**EXERCISE INSTRUCTIONS:** Output every line of the entries from the line containing "Read all visible content and emit it as JSON." through the last, exactly, with no other content.

**DATASET:**
####
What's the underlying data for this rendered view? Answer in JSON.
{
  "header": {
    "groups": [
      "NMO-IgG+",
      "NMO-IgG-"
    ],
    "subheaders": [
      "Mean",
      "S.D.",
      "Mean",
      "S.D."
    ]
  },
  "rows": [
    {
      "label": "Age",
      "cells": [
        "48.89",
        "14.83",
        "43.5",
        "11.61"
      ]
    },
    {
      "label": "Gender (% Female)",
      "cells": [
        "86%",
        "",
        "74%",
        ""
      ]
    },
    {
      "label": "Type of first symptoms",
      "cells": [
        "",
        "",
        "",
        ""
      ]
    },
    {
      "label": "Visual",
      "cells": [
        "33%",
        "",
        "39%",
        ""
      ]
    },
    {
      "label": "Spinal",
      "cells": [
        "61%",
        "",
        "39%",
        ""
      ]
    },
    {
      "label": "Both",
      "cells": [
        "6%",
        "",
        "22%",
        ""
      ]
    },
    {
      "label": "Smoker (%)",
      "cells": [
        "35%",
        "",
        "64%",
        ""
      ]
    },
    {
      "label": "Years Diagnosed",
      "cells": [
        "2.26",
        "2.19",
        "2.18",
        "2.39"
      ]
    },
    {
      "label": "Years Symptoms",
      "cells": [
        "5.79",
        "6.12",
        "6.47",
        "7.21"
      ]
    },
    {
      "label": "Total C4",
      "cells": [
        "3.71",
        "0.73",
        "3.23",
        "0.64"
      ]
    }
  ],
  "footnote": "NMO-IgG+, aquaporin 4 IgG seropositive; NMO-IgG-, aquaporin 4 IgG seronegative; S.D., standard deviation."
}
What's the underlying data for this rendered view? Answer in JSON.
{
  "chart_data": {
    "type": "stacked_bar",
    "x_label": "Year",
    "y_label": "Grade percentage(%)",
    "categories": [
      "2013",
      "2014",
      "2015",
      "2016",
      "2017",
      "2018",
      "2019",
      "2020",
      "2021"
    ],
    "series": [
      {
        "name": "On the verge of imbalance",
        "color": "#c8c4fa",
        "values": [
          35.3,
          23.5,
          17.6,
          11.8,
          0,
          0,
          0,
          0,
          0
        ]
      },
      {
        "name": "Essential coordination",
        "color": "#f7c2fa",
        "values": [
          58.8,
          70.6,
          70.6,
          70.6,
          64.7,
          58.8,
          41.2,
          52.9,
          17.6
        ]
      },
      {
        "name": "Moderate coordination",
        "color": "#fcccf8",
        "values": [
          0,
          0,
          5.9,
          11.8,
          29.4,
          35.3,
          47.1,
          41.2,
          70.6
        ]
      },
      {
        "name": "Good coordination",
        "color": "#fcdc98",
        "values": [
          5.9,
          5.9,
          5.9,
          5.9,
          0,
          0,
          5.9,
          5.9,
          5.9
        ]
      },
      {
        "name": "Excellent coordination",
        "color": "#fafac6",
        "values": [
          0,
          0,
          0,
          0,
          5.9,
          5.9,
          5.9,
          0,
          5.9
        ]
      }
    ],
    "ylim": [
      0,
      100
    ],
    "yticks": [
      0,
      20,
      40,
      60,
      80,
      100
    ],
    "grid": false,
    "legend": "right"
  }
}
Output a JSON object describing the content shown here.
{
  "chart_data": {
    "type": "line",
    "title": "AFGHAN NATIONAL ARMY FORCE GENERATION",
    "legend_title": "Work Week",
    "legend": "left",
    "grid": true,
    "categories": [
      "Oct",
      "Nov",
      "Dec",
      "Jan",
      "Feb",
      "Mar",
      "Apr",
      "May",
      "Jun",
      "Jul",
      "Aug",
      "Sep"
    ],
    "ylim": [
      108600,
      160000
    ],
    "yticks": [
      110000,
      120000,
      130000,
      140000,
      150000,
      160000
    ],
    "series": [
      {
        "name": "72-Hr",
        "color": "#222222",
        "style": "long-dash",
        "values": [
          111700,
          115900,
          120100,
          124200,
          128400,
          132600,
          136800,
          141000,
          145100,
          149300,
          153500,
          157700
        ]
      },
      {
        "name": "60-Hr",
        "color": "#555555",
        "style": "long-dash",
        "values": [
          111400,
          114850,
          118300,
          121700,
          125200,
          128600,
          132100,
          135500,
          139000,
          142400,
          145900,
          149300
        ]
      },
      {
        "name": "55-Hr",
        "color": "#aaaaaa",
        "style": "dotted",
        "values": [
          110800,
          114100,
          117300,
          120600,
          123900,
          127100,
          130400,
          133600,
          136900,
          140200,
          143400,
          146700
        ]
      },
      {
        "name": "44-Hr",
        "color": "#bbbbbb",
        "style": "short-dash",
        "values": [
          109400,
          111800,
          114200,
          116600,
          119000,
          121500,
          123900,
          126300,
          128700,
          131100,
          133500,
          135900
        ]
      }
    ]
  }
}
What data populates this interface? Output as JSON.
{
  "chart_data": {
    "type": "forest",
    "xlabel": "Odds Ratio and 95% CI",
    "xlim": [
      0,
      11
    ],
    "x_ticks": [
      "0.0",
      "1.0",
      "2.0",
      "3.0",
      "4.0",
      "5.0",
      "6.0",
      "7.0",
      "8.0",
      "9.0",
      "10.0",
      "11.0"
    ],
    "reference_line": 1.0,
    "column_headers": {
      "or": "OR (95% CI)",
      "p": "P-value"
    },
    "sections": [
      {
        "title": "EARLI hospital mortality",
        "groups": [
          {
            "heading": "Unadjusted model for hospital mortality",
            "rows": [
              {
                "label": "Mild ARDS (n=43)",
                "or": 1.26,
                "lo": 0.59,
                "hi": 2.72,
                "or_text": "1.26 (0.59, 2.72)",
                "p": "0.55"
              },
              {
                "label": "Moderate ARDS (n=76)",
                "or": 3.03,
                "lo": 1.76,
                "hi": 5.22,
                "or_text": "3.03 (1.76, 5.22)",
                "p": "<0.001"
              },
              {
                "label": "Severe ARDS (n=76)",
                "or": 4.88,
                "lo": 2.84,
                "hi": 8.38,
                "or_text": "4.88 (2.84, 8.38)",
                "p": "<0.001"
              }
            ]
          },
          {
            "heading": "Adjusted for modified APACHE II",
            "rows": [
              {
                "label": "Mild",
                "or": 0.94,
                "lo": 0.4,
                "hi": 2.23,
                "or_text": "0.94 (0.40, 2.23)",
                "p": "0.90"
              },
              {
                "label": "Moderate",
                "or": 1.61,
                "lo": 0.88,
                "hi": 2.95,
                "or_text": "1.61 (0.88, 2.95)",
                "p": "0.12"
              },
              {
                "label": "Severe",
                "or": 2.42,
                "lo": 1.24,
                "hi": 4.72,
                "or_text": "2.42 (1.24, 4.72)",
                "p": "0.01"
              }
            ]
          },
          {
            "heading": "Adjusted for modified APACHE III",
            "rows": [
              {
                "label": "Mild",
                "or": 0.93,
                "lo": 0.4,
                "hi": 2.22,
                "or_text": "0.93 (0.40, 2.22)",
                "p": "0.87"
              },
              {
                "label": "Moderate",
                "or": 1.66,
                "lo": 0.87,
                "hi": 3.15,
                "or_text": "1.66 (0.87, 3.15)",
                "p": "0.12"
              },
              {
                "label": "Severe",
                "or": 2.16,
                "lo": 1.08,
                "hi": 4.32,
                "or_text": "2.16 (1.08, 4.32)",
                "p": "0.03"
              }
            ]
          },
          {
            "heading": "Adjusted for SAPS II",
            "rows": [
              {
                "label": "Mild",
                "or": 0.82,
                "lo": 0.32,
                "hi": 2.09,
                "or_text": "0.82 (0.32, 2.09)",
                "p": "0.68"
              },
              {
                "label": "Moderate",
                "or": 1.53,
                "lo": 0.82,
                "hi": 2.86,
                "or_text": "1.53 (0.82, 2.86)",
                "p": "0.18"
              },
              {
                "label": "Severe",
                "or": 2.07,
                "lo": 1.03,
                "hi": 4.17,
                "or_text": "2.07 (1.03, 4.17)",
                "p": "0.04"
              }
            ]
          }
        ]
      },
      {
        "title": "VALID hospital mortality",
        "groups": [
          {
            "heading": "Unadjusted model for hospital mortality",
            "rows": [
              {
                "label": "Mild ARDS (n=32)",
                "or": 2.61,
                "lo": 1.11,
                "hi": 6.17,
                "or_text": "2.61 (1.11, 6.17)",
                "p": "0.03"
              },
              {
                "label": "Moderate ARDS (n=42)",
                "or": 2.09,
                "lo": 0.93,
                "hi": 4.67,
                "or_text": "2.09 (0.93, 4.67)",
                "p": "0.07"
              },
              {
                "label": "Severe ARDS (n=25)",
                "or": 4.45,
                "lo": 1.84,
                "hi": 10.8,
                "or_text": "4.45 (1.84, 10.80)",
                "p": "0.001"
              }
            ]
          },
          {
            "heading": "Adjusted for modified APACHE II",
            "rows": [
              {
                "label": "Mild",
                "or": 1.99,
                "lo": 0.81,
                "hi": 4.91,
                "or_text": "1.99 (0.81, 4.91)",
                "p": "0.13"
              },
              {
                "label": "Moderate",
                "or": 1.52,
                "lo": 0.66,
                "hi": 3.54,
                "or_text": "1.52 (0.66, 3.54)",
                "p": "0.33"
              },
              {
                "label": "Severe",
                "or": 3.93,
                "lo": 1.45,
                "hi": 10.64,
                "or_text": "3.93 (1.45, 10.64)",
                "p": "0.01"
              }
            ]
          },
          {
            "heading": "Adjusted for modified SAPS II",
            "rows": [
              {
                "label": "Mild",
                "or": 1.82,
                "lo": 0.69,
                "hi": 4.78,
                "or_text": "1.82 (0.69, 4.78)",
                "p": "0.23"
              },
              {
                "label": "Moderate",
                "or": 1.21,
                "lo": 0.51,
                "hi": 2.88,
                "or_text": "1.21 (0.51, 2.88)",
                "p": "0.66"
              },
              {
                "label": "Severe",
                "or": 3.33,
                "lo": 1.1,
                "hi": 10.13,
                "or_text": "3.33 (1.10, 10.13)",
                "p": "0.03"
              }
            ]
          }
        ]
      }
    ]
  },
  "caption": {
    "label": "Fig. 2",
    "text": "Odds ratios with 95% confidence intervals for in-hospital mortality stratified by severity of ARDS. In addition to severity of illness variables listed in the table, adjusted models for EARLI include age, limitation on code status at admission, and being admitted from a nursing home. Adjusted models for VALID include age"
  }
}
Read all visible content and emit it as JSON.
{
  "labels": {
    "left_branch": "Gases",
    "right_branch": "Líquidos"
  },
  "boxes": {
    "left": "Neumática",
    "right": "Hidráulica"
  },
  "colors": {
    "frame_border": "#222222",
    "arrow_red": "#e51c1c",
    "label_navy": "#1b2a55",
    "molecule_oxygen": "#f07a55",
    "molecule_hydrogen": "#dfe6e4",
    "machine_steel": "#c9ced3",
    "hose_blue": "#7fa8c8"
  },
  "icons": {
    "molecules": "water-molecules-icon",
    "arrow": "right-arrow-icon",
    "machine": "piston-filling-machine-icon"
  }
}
####
**SOLVED PROBLEM:**
Read all visible content and emit it as JSON.
{
  "labels": {
    "left_branch": "Gases",
    "right_branch": "Líquidos"
  },
  "boxes": {
    "left": "Neumática",
    "right": "Hidráulica"
  },
  "colors": {
    "frame_border": "#222222",
    "arrow_red": "#e51c1c",
    "label_navy": "#1b2a55",
    "molecule_oxygen": "#f07a55",
    "molecule_hydrogen": "#dfe6e4",
    "machine_steel": "#c9ced3",
    "hose_blue": "#7fa8c8"
  },
  "icons": {
    "molecules": "water-molecules-icon",
    "arrow": "right-arrow-icon",
    "machine": "piston-filling-machine-icon"
  }
}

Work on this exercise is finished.